GIVEN TASK | Without including any images, repeat the data exactly.

Part of a data file |
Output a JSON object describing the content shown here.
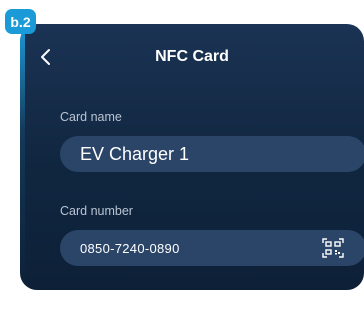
{
  "badge": {
    "label": "b.2"
  },
  "header": {
    "title": "NFC Card",
    "back_icon": "chevron-left-icon"
  },
  "form": {
    "card_name": {
      "label": "Card name",
      "value": "EV Charger 1"
    },
    "card_number": {
      "label": "Card number",
      "value": "0850-7240-0890",
      "scan_icon": "qr-scan-icon"
    }
  },
  "colors": {
    "accent": "#1a9ad6",
    "panel": "#10263f",
    "field_bg": "#2a4568",
    "text": "#ffffff",
    "label": "#b9c4d3"
  }
}
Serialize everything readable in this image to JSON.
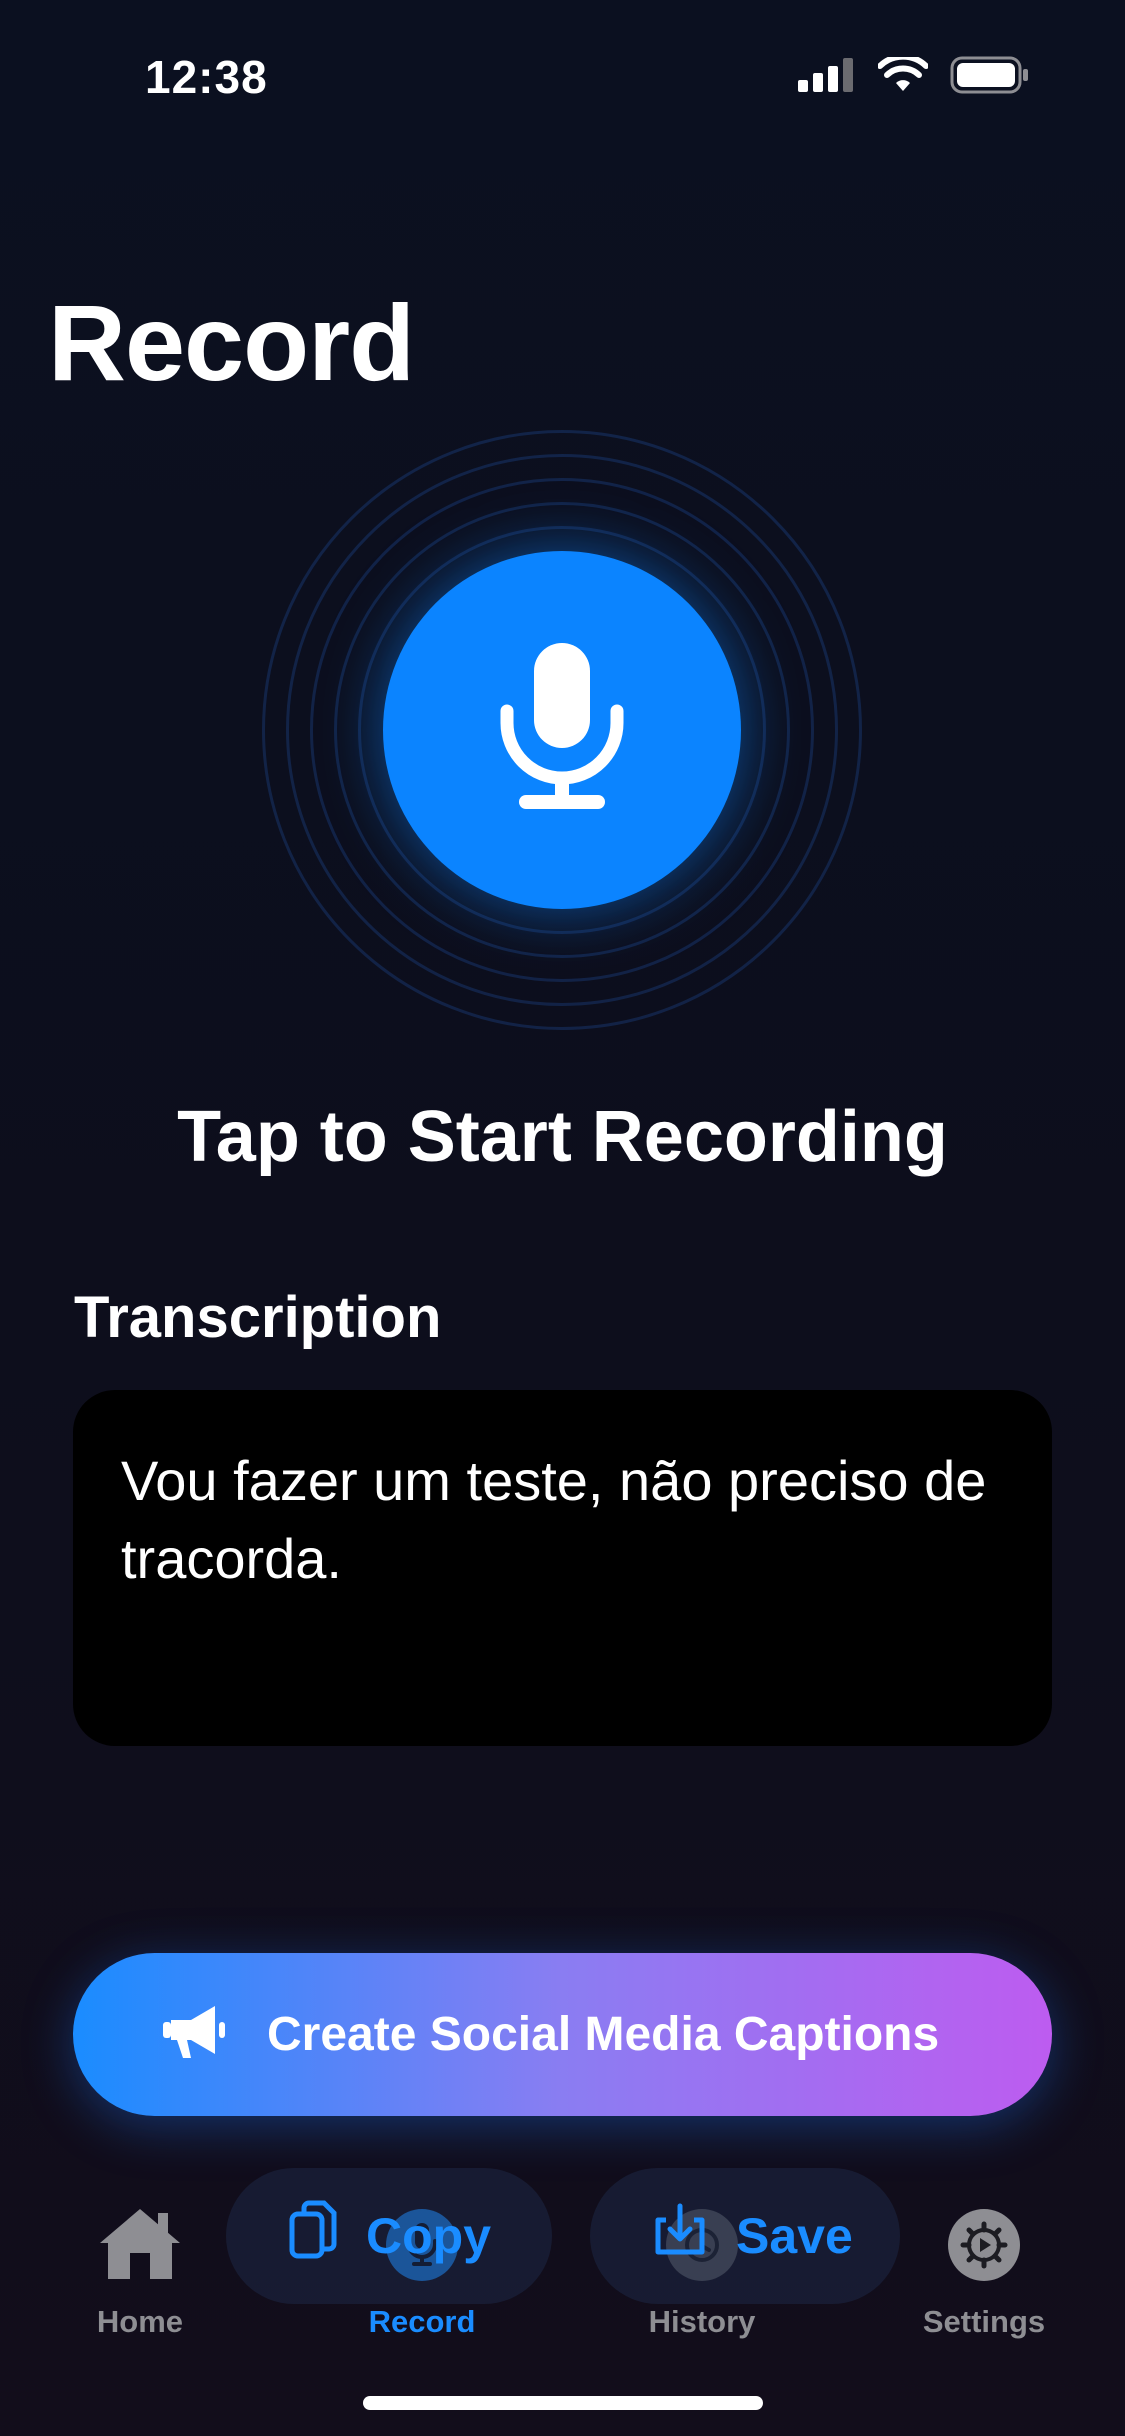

EXPECTED ANSWER |
Output a JSON object describing the content shown here.
{
  "badge": {
    "label": "b.2"
  },
  "header": {
    "title": "NFC Card",
    "back_icon": "chevron-left-icon"
  },
  "form": {
    "card_name": {
      "label": "Card name",
      "value": "EV Charger 1"
    },
    "card_number": {
      "label": "Card number",
      "value": "0850-7240-0890",
      "scan_icon": "qr-scan-icon"
    }
  },
  "colors": {
    "accent": "#1a9ad6",
    "panel": "#10263f",
    "field_bg": "#2a4568",
    "text": "#ffffff",
    "label": "#b9c4d3"
  }
}
Serialize everything readable in this image to JSON.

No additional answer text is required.